» **SUPPLIED DATA**:
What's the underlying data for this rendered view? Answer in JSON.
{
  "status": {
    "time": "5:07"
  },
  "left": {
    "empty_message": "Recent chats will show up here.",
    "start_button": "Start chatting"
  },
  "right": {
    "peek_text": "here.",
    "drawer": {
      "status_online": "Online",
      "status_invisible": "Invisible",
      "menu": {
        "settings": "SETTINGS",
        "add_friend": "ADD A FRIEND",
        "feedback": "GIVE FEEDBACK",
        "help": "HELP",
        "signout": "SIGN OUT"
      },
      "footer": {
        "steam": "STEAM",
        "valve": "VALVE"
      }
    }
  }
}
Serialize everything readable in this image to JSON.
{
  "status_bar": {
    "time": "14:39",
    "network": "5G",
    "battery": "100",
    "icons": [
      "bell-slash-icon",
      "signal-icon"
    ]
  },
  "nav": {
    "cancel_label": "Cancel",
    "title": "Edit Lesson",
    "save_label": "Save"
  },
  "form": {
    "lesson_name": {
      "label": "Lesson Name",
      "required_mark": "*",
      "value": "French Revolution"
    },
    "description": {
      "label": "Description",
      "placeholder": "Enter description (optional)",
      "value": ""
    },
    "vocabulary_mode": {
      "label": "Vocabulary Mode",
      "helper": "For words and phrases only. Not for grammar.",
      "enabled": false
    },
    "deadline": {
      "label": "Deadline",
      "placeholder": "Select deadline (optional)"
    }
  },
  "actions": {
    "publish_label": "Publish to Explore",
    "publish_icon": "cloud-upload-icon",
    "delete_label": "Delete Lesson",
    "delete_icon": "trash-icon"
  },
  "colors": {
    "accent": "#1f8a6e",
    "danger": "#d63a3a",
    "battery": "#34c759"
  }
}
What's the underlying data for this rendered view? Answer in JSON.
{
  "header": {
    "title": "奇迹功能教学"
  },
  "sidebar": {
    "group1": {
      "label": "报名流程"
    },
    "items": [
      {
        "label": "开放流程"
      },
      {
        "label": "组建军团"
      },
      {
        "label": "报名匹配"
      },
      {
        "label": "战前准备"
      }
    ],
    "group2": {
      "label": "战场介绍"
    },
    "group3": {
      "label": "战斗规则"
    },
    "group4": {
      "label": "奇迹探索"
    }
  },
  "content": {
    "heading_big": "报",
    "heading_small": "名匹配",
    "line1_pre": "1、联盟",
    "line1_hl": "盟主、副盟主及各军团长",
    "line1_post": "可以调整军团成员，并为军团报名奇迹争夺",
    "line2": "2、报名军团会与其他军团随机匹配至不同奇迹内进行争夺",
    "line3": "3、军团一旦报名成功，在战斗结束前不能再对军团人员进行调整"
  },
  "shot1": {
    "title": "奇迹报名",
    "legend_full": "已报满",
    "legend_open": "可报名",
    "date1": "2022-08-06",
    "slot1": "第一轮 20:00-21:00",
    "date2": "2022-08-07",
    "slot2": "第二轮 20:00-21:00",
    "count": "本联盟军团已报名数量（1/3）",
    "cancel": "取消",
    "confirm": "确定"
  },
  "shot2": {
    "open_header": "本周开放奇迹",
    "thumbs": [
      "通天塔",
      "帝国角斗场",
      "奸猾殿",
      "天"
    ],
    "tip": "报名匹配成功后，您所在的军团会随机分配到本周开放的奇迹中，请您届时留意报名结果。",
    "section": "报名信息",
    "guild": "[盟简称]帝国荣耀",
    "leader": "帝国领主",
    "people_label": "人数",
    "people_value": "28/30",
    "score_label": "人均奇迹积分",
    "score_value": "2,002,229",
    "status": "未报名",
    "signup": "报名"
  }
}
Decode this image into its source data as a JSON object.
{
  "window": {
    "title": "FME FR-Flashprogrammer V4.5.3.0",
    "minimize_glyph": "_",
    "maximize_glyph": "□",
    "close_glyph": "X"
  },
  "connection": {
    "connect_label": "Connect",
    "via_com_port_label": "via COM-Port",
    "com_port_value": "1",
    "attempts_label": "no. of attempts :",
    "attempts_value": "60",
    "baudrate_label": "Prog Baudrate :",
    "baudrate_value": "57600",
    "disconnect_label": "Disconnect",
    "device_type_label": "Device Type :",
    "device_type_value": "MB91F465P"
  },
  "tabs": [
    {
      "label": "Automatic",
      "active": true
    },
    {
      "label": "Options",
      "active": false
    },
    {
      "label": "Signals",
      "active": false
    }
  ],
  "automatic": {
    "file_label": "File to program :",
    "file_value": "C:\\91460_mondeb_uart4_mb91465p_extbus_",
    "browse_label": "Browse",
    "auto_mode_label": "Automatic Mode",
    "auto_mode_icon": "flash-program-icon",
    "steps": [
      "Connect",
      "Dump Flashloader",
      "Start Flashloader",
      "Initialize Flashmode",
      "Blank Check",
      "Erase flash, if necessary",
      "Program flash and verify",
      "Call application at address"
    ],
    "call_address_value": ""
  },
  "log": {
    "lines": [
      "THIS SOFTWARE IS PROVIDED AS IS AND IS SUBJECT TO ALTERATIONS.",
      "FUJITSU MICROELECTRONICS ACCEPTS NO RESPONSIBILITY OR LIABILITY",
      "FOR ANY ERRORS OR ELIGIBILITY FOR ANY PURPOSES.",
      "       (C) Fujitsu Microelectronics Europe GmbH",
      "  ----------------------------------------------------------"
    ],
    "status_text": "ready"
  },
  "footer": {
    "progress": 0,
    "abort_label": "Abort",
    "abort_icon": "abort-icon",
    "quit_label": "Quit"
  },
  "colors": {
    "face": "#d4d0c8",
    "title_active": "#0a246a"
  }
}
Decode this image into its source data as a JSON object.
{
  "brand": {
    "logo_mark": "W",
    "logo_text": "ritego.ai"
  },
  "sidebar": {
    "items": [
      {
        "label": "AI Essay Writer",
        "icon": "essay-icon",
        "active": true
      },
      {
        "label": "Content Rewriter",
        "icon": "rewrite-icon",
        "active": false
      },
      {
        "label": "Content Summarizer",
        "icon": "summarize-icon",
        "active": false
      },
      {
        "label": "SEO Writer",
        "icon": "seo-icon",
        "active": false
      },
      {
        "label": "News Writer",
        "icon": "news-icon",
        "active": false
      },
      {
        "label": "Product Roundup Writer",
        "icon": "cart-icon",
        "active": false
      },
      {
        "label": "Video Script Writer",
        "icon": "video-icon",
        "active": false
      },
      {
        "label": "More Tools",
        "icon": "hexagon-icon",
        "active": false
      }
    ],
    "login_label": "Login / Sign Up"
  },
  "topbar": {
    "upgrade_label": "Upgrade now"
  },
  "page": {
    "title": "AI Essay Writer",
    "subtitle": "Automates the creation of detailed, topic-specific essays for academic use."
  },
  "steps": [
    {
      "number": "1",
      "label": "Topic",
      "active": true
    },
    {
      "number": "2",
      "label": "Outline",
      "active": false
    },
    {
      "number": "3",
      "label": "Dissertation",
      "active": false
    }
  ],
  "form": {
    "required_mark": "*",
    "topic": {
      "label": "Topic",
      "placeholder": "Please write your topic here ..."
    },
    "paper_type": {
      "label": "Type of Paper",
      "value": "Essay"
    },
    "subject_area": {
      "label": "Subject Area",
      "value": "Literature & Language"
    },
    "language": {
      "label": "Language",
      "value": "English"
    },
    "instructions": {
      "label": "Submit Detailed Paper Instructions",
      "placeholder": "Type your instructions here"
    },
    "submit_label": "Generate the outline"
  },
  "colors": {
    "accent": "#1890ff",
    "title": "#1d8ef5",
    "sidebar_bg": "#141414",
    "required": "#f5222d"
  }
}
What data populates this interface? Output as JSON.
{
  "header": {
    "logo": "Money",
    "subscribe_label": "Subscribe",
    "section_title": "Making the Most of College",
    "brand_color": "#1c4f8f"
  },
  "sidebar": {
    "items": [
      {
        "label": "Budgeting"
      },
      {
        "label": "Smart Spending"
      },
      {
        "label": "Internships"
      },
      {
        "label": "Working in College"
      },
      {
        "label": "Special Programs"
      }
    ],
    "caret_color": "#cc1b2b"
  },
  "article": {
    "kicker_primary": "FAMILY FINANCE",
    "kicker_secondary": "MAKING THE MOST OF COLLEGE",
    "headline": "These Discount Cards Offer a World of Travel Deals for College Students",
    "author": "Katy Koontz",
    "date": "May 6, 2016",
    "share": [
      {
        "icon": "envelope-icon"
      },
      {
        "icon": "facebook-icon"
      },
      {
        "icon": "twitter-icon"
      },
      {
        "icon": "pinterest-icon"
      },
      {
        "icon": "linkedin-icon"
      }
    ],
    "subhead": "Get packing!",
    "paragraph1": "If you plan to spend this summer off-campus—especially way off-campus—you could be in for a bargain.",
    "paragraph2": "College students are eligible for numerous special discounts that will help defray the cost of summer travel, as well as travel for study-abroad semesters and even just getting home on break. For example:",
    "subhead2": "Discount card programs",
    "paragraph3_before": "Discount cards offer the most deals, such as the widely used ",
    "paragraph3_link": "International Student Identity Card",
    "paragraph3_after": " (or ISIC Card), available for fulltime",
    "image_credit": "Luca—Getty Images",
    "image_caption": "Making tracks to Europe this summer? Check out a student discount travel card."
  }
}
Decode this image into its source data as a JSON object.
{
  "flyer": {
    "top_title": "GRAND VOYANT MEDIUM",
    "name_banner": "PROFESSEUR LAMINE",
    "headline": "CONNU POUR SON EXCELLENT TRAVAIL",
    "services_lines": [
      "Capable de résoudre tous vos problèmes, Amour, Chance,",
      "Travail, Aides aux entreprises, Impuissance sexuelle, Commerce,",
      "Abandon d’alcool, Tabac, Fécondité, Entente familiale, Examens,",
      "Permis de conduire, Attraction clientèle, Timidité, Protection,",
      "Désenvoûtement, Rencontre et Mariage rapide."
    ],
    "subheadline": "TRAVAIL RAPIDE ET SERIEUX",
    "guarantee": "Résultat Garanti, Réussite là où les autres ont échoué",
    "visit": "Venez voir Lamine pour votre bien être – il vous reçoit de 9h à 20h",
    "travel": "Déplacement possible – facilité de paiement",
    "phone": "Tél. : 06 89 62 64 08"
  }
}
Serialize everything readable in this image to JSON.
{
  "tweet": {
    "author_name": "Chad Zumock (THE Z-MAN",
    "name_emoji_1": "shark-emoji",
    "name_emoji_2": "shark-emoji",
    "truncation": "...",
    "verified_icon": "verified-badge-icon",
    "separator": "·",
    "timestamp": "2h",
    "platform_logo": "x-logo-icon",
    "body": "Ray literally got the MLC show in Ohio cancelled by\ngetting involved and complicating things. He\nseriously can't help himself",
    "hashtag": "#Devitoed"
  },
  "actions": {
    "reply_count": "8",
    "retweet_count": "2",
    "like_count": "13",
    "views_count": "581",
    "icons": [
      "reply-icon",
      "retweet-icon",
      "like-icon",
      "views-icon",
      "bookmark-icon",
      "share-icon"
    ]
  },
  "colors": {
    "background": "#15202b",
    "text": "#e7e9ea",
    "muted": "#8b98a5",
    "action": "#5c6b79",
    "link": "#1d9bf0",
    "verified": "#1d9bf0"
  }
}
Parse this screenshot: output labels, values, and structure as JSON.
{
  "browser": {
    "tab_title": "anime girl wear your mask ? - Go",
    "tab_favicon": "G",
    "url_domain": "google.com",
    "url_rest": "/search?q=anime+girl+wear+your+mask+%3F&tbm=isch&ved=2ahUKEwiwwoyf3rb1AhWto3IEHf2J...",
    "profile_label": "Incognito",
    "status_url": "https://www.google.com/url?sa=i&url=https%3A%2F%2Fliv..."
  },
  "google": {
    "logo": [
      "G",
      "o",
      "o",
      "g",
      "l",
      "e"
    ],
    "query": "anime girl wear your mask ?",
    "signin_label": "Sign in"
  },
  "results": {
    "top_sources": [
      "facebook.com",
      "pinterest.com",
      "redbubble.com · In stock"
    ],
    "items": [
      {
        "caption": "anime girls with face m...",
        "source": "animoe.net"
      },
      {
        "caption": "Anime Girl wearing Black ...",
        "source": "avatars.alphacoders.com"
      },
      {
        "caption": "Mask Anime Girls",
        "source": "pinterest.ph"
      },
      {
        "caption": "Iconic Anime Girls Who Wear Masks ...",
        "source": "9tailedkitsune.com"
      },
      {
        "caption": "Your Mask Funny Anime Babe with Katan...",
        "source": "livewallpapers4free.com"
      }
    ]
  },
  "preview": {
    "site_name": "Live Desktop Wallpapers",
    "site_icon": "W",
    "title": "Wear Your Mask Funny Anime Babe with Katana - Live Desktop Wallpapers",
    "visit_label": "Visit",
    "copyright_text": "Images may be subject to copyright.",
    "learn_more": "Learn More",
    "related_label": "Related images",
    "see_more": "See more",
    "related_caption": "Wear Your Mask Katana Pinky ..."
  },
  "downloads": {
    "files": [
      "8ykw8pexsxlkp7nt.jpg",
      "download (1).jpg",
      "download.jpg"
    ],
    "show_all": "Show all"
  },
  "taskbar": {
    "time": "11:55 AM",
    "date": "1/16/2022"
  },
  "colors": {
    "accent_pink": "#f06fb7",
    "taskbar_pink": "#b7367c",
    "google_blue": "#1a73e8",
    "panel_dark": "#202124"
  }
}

» **TASK DESCRIPTION**: Work through the records line by line and tally those with the word "Funny". Report only the total.

» **RESULT FOR THIS EXERCISE**: 2